▶ [WHAT TO WORK ON]: Lines containing the word "подопечного" should be extracted in full.

[Data entries]

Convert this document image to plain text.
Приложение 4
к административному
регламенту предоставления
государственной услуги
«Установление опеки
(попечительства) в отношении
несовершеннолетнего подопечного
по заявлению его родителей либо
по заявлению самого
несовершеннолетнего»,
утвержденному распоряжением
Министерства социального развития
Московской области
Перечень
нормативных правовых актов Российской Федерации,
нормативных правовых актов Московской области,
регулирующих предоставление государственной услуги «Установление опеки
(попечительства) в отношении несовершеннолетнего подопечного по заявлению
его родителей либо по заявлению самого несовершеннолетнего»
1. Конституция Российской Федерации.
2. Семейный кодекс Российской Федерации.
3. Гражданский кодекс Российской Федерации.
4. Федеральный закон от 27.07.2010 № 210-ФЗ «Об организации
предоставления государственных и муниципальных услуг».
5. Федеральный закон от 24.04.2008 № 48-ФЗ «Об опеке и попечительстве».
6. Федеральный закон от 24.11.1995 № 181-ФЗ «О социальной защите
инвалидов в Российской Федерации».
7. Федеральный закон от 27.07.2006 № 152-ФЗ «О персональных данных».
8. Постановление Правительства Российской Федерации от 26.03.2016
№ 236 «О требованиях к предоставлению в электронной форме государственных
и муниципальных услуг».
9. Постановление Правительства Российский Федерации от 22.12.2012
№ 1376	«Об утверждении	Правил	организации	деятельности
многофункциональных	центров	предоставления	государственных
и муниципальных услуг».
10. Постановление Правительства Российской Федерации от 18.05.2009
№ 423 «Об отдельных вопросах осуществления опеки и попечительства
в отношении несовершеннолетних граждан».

---

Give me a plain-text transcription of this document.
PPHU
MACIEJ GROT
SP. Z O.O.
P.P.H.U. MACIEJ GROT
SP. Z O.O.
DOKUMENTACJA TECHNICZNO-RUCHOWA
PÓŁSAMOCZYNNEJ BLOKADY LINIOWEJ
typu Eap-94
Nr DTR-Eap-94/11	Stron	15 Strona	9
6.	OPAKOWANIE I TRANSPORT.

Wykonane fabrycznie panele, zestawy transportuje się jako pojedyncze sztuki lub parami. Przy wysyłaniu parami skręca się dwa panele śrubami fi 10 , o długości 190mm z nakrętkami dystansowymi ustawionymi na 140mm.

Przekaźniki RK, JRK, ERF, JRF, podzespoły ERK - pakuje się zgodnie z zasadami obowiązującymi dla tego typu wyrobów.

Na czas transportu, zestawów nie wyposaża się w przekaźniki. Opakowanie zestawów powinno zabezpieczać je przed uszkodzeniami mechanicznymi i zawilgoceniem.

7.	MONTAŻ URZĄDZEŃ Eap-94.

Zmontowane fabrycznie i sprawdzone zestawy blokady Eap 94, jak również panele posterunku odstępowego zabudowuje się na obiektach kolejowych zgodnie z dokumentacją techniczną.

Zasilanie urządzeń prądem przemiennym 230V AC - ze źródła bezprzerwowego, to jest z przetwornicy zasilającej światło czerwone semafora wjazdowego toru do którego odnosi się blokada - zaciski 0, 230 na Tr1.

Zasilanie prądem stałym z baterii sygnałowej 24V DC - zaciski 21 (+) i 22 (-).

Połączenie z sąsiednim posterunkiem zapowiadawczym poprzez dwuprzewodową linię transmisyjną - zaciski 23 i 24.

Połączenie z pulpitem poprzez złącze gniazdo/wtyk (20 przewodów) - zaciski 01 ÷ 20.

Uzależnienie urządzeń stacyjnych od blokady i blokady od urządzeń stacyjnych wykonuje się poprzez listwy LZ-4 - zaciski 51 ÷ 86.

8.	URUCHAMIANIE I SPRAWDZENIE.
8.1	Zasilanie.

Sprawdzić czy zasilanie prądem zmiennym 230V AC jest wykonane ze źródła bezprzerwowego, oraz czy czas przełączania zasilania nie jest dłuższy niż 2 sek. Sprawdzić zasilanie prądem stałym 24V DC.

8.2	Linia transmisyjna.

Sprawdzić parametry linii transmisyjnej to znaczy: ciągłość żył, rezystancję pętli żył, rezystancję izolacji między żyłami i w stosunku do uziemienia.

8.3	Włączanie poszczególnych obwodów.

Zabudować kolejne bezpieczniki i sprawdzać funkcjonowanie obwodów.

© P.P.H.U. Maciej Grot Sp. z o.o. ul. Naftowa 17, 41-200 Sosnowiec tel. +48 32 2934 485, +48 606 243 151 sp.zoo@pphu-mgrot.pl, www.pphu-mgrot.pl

▶ [ANSWER TO THIS EXERCISE]:
несовершеннолетнего подопечного
(попечительства) в отношении несовершеннолетнего подопечного по заявлению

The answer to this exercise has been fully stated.